(TASK DESCRIPTION):
Write out the data again in full, exactly as it reads.

[Stored dataset items]
■ ■ ■
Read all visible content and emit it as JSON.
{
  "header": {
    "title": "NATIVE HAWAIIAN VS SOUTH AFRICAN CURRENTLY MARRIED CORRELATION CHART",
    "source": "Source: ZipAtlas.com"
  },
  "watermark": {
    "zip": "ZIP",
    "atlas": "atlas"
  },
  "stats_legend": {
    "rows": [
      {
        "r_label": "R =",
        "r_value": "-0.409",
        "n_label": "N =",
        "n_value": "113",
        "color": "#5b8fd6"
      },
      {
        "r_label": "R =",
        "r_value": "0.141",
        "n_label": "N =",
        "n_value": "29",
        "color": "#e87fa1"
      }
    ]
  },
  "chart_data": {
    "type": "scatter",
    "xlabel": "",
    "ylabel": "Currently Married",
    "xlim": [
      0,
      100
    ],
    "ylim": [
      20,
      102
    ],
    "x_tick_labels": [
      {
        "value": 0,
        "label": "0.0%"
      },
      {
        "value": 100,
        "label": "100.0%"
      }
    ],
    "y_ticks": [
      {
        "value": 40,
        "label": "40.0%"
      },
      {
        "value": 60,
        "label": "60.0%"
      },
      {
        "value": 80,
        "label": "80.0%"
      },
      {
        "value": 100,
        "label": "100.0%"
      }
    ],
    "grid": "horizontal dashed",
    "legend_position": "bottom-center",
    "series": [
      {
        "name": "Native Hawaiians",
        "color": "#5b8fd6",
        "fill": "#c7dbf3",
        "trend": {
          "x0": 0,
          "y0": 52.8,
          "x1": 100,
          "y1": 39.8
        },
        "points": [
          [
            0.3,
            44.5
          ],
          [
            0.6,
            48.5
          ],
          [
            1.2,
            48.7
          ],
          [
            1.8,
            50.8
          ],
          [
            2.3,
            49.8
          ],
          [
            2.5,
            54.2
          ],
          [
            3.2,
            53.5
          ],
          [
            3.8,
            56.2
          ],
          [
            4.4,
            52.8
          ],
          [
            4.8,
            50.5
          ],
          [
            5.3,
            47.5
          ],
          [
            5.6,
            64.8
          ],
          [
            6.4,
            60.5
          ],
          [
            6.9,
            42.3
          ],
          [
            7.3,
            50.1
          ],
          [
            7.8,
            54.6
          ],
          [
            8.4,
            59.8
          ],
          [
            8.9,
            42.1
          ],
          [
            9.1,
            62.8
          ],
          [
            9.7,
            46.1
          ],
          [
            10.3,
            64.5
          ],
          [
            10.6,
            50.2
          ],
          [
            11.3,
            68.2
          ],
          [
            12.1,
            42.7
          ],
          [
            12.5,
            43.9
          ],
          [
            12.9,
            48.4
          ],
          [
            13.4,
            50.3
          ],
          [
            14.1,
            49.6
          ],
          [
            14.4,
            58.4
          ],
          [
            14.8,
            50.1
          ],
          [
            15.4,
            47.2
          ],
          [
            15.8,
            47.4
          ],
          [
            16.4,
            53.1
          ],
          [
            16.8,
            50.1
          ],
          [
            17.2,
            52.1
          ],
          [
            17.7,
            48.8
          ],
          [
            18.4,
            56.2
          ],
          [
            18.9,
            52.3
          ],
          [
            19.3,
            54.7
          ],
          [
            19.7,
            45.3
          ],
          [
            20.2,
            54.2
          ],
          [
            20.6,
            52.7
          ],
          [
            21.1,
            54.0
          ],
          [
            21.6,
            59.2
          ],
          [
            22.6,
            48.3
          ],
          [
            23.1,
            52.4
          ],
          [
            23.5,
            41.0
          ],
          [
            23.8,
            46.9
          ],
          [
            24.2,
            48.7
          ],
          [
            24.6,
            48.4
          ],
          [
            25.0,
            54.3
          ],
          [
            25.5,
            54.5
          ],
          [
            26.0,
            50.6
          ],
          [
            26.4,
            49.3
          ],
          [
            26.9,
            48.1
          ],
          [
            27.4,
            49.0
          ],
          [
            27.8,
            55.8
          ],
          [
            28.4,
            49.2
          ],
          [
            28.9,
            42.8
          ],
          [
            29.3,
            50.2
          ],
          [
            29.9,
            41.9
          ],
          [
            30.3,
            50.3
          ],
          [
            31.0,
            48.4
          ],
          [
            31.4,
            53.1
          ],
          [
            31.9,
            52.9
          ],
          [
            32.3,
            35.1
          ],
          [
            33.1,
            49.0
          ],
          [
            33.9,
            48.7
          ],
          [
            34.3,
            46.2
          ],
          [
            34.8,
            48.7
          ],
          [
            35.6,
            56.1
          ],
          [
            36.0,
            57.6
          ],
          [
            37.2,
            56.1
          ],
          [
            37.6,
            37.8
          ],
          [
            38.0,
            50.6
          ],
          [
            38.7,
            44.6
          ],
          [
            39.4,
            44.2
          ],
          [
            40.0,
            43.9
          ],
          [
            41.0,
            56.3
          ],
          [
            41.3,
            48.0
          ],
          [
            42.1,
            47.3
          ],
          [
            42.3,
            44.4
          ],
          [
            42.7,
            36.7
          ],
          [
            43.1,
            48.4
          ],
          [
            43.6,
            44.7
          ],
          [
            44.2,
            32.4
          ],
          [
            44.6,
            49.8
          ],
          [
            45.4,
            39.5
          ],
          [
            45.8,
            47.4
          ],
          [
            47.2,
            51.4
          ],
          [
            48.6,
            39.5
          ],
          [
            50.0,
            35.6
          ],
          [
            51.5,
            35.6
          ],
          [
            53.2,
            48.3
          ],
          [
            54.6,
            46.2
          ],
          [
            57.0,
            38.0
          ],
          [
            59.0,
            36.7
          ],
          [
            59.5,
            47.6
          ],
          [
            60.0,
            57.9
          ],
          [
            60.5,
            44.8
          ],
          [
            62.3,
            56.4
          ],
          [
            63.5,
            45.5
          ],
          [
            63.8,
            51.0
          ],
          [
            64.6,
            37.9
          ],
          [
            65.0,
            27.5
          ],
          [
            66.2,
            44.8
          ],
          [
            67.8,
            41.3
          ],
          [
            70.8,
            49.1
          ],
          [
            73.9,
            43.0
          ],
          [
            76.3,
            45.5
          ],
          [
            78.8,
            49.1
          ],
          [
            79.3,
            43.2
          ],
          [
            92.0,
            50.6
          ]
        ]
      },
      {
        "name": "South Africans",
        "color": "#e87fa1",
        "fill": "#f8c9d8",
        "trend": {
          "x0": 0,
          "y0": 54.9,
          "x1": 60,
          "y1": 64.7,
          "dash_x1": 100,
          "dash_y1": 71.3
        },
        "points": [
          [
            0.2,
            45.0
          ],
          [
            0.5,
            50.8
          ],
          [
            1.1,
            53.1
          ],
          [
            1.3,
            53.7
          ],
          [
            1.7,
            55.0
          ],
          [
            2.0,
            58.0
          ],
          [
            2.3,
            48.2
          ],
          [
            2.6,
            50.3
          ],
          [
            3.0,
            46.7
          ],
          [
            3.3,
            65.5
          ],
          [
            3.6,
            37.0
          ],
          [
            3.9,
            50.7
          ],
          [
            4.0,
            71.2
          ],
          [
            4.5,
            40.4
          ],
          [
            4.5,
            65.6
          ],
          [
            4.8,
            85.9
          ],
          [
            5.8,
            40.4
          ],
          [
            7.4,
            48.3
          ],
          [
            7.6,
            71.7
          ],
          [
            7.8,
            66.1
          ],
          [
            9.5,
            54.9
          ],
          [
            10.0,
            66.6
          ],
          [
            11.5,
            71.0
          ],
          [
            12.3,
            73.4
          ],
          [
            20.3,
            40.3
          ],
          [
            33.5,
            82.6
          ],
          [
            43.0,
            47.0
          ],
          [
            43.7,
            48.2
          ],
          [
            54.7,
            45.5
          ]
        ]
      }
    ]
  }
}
■ ■ ■
(WRITTEN SOLUTION):
Read all visible content and emit it as JSON.
{
  "header": {
    "title": "NATIVE HAWAIIAN VS SOUTH AFRICAN CURRENTLY MARRIED CORRELATION CHART",
    "source": "Source: ZipAtlas.com"
  },
  "watermark": {
    "zip": "ZIP",
    "atlas": "atlas"
  },
  "stats_legend": {
    "rows": [
      {
        "r_label": "R =",
        "r_value": "-0.409",
        "n_label": "N =",
        "n_value": "113",
        "color": "#5b8fd6"
      },
      {
        "r_label": "R =",
        "r_value": "0.141",
        "n_label": "N =",
        "n_value": "29",
        "color": "#e87fa1"
      }
    ]
  },
  "chart_data": {
    "type": "scatter",
    "xlabel": "",
    "ylabel": "Currently Married",
    "xlim": [
      0,
      100
    ],
    "ylim": [
      20,
      102
    ],
    "x_tick_labels": [
      {
        "value": 0,
        "label": "0.0%"
      },
      {
        "value": 100,
        "label": "100.0%"
      }
    ],
    "y_ticks": [
      {
        "value": 40,
        "label": "40.0%"
      },
      {
        "value": 60,
        "label": "60.0%"
      },
      {
        "value": 80,
        "label": "80.0%"
      },
      {
        "value": 100,
        "label": "100.0%"
      }
    ],
    "grid": "horizontal dashed",
    "legend_position": "bottom-center",
    "series": [
      {
        "name": "Native Hawaiians",
        "color": "#5b8fd6",
        "fill": "#c7dbf3",
        "trend": {
          "x0": 0,
          "y0": 52.8,
          "x1": 100,
          "y1": 39.8
        },
        "points": [
          [
            0.3,
            44.5
          ],
          [
            0.6,
            48.5
          ],
          [
            1.2,
            48.7
          ],
          [
            1.8,
            50.8
          ],
          [
            2.3,
            49.8
          ],
          [
            2.5,
            54.2
          ],
          [
            3.2,
            53.5
          ],
          [
            3.8,
            56.2
          ],
          [
            4.4,
            52.8
          ],
          [
            4.8,
            50.5
          ],
          [
            5.3,
            47.5
          ],
          [
            5.6,
            64.8
          ],
          [
            6.4,
            60.5
          ],
          [
            6.9,
            42.3
          ],
          [
            7.3,
            50.1
          ],
          [
            7.8,
            54.6
          ],
          [
            8.4,
            59.8
          ],
          [
            8.9,
            42.1
          ],
          [
            9.1,
            62.8
          ],
          [
            9.7,
            46.1
          ],
          [
            10.3,
            64.5
          ],
          [
            10.6,
            50.2
          ],
          [
            11.3,
            68.2
          ],
          [
            12.1,
            42.7
          ],
          [
            12.5,
            43.9
          ],
          [
            12.9,
            48.4
          ],
          [
            13.4,
            50.3
          ],
          [
            14.1,
            49.6
          ],
          [
            14.4,
            58.4
          ],
          [
            14.8,
            50.1
          ],
          [
            15.4,
            47.2
          ],
          [
            15.8,
            47.4
          ],
          [
            16.4,
            53.1
          ],
          [
            16.8,
            50.1
          ],
          [
            17.2,
            52.1
          ],
          [
            17.7,
            48.8
          ],
          [
            18.4,
            56.2
          ],
          [
            18.9,
            52.3
          ],
          [
            19.3,
            54.7
          ],
          [
            19.7,
            45.3
          ],
          [
            20.2,
            54.2
          ],
          [
            20.6,
            52.7
          ],
          [
            21.1,
            54.0
          ],
          [
            21.6,
            59.2
          ],
          [
            22.6,
            48.3
          ],
          [
            23.1,
            52.4
          ],
          [
            23.5,
            41.0
          ],
          [
            23.8,
            46.9
          ],
          [
            24.2,
            48.7
          ],
          [
            24.6,
            48.4
          ],
          [
            25.0,
            54.3
          ],
          [
            25.5,
            54.5
          ],
          [
            26.0,
            50.6
          ],
          [
            26.4,
            49.3
          ],
          [
            26.9,
            48.1
          ],
          [
            27.4,
            49.0
          ],
          [
            27.8,
            55.8
          ],
          [
            28.4,
            49.2
          ],
          [
            28.9,
            42.8
          ],
          [
            29.3,
            50.2
          ],
          [
            29.9,
            41.9
          ],
          [
            30.3,
            50.3
          ],
          [
            31.0,
            48.4
          ],
          [
            31.4,
            53.1
          ],
          [
            31.9,
            52.9
          ],
          [
            32.3,
            35.1
          ],
          [
            33.1,
            49.0
          ],
          [
            33.9,
            48.7
          ],
          [
            34.3,
            46.2
          ],
          [
            34.8,
            48.7
          ],
          [
            35.6,
            56.1
          ],
          [
            36.0,
            57.6
          ],
          [
            37.2,
            56.1
          ],
          [
            37.6,
            37.8
          ],
          [
            38.0,
            50.6
          ],
          [
            38.7,
            44.6
          ],
          [
            39.4,
            44.2
          ],
          [
            40.0,
            43.9
          ],
          [
            41.0,
            56.3
          ],
          [
            41.3,
            48.0
          ],
          [
            42.1,
            47.3
          ],
          [
            42.3,
            44.4
          ],
          [
            42.7,
            36.7
          ],
          [
            43.1,
            48.4
          ],
          [
            43.6,
            44.7
          ],
          [
            44.2,
            32.4
          ],
          [
            44.6,
            49.8
          ],
          [
            45.4,
            39.5
          ],
          [
            45.8,
            47.4
          ],
          [
            47.2,
            51.4
          ],
          [
            48.6,
            39.5
          ],
          [
            50.0,
            35.6
          ],
          [
            51.5,
            35.6
          ],
          [
            53.2,
            48.3
          ],
          [
            54.6,
            46.2
          ],
          [
            57.0,
            38.0
          ],
          [
            59.0,
            36.7
          ],
          [
            59.5,
            47.6
          ],
          [
            60.0,
            57.9
          ],
          [
            60.5,
            44.8
          ],
          [
            62.3,
            56.4
          ],
          [
            63.5,
            45.5
          ],
          [
            63.8,
            51.0
          ],
          [
            64.6,
            37.9
          ],
          [
            65.0,
            27.5
          ],
          [
            66.2,
            44.8
          ],
          [
            67.8,
            41.3
          ],
          [
            70.8,
            49.1
          ],
          [
            73.9,
            43.0
          ],
          [
            76.3,
            45.5
          ],
          [
            78.8,
            49.1
          ],
          [
            79.3,
            43.2
          ],
          [
            92.0,
            50.6
          ]
        ]
      },
      {
        "name": "South Africans",
        "color": "#e87fa1",
        "fill": "#f8c9d8",
        "trend": {
          "x0": 0,
          "y0": 54.9,
          "x1": 60,
          "y1": 64.7,
          "dash_x1": 100,
          "dash_y1": 71.3
        },
        "points": [
          [
            0.2,
            45.0
          ],
          [
            0.5,
            50.8
          ],
          [
            1.1,
            53.1
          ],
          [
            1.3,
            53.7
          ],
          [
            1.7,
            55.0
          ],
          [
            2.0,
            58.0
          ],
          [
            2.3,
            48.2
          ],
          [
            2.6,
            50.3
          ],
          [
            3.0,
            46.7
          ],
          [
            3.3,
            65.5
          ],
          [
            3.6,
            37.0
          ],
          [
            3.9,
            50.7
          ],
          [
            4.0,
            71.2
          ],
          [
            4.5,
            40.4
          ],
          [
            4.5,
            65.6
          ],
          [
            4.8,
            85.9
          ],
          [
            5.8,
            40.4
          ],
          [
            7.4,
            48.3
          ],
          [
            7.6,
            71.7
          ],
          [
            7.8,
            66.1
          ],
          [
            9.5,
            54.9
          ],
          [
            10.0,
            66.6
          ],
          [
            11.5,
            71.0
          ],
          [
            12.3,
            73.4
          ],
          [
            20.3,
            40.3
          ],
          [
            33.5,
            82.6
          ],
          [
            43.0,
            47.0
          ],
          [
            43.7,
            48.2
          ],
          [
            54.7,
            45.5
          ]
        ]
      }
    ]
  }
}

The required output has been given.